#### [Problem to work on]
Pull out the lines from the one containing "Extract the structured" through the final line of the listing below and repeat them exactly. Leave the pictures behind.

================

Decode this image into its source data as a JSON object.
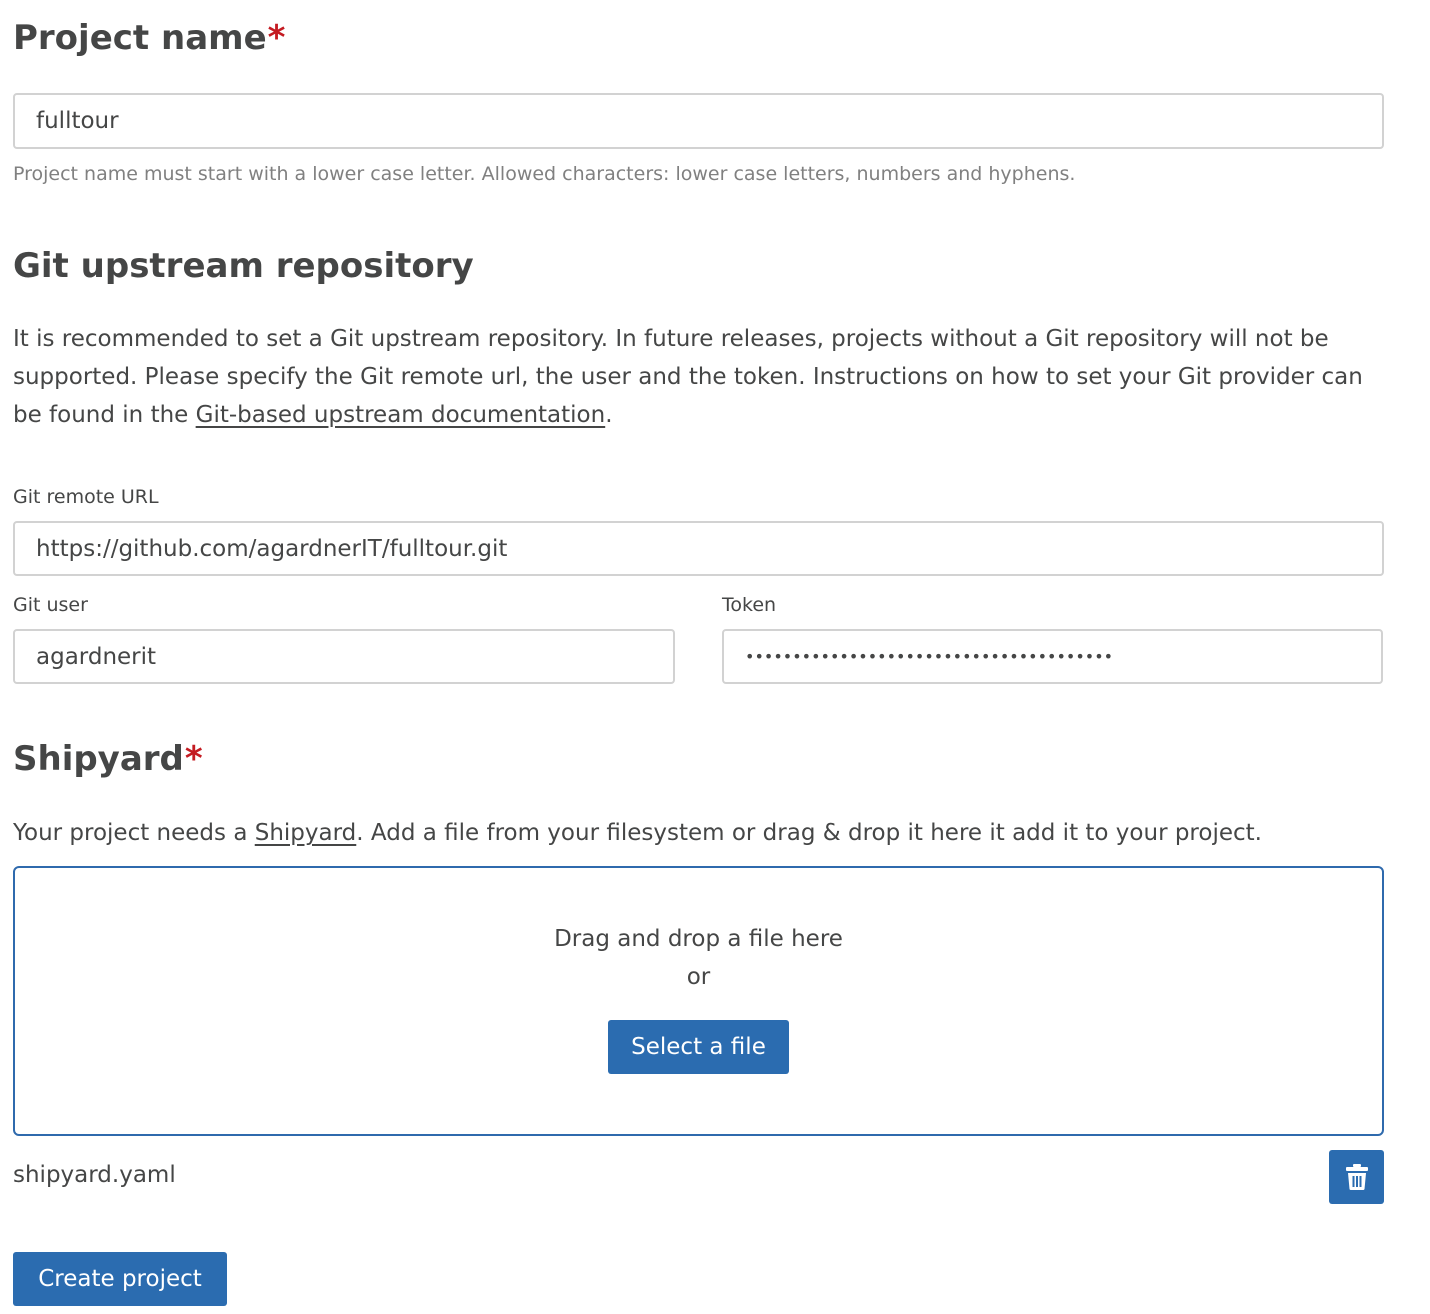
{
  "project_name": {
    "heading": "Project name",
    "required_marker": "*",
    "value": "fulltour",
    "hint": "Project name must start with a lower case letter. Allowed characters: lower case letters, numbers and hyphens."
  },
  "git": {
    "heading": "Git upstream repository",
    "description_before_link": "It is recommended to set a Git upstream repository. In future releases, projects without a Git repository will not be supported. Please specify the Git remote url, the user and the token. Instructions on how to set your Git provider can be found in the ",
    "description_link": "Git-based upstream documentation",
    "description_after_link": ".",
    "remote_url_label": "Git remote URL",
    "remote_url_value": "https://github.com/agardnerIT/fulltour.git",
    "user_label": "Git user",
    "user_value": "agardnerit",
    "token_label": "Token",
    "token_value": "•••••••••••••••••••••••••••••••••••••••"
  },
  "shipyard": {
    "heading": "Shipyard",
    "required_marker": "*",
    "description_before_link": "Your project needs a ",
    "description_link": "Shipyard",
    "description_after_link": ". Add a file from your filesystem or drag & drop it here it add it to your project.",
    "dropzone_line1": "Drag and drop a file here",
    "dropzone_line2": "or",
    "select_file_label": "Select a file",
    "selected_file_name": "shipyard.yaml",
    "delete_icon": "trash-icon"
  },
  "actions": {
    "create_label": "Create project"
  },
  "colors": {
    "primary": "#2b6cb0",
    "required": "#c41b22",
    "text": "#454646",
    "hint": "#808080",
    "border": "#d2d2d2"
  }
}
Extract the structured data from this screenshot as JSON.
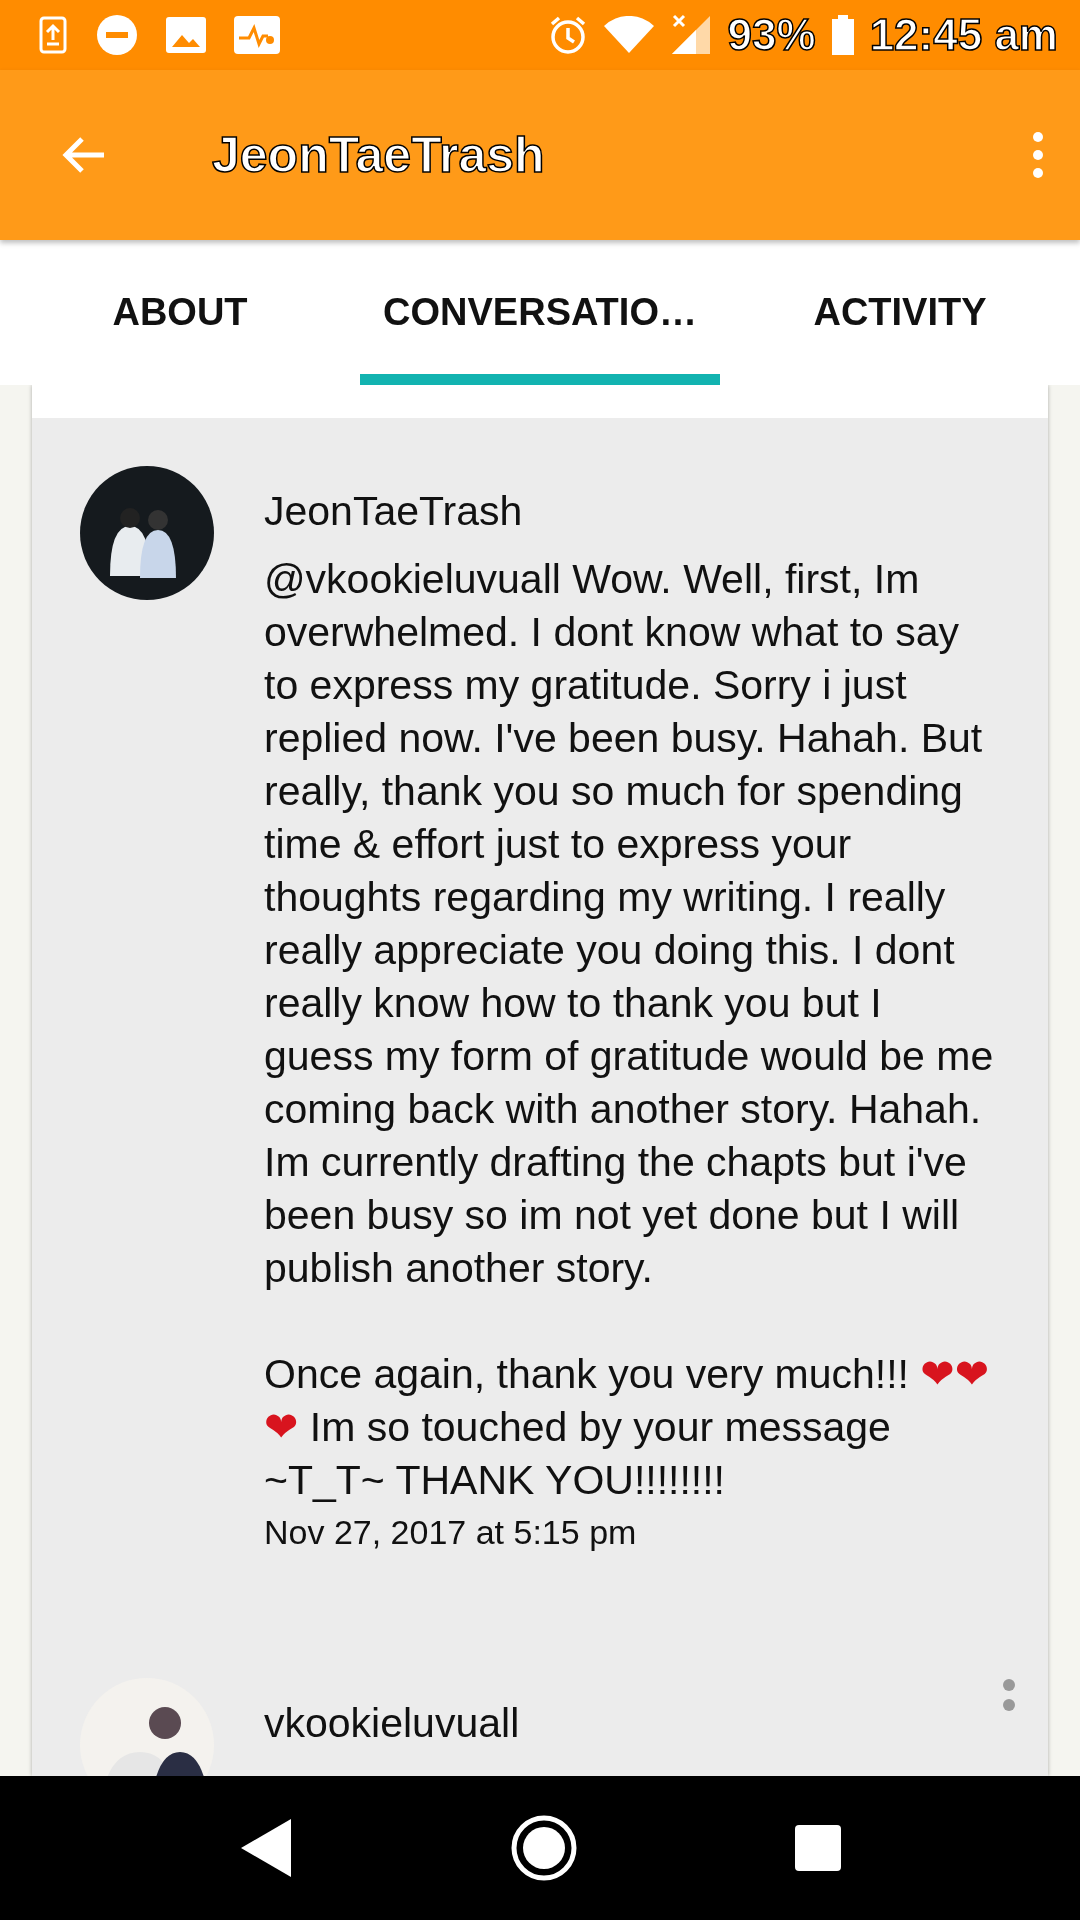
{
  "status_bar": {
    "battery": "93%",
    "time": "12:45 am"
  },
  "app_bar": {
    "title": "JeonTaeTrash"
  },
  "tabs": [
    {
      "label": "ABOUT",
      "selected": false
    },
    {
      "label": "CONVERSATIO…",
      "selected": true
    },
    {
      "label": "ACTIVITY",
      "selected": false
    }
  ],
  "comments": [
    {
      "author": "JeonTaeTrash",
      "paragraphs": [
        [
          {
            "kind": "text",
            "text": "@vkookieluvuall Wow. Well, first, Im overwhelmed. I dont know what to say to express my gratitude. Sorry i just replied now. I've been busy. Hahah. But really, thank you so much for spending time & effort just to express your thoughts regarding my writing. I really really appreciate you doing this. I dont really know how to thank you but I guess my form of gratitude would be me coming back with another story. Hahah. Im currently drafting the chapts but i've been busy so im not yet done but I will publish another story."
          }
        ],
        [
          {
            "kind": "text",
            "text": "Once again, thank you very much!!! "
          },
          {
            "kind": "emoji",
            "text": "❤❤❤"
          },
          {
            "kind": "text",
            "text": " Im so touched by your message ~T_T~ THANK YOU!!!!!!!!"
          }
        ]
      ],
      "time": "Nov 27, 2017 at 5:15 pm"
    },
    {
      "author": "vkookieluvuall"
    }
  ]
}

================

#### [Task answer]
Extract the structured data from this screenshot as JSON.
{
  "status_bar": {
    "battery": "93%",
    "time": "12:45 am"
  },
  "app_bar": {
    "title": "JeonTaeTrash"
  },
  "tabs": [
    {
      "label": "ABOUT",
      "selected": false
    },
    {
      "label": "CONVERSATIO…",
      "selected": true
    },
    {
      "label": "ACTIVITY",
      "selected": false
    }
  ],
  "comments": [
    {
      "author": "JeonTaeTrash",
      "paragraphs": [
        [
          {
            "kind": "text",
            "text": "@vkookieluvuall Wow. Well, first, Im overwhelmed. I dont know what to say to express my gratitude. Sorry i just replied now. I've been busy. Hahah. But really, thank you so much for spending time & effort just to express your thoughts regarding my writing. I really really appreciate you doing this. I dont really know how to thank you but I guess my form of gratitude would be me coming back with another story. Hahah. Im currently drafting the chapts but i've been busy so im not yet done but I will publish another story."
          }
        ],
        [
          {
            "kind": "text",
            "text": "Once again, thank you very much!!! "
          },
          {
            "kind": "emoji",
            "text": "❤❤❤"
          },
          {
            "kind": "text",
            "text": " Im so touched by your message ~T_T~ THANK YOU!!!!!!!!"
          }
        ]
      ],
      "time": "Nov 27, 2017 at 5:15 pm"
    },
    {
      "author": "vkookieluvuall"
    }
  ]
}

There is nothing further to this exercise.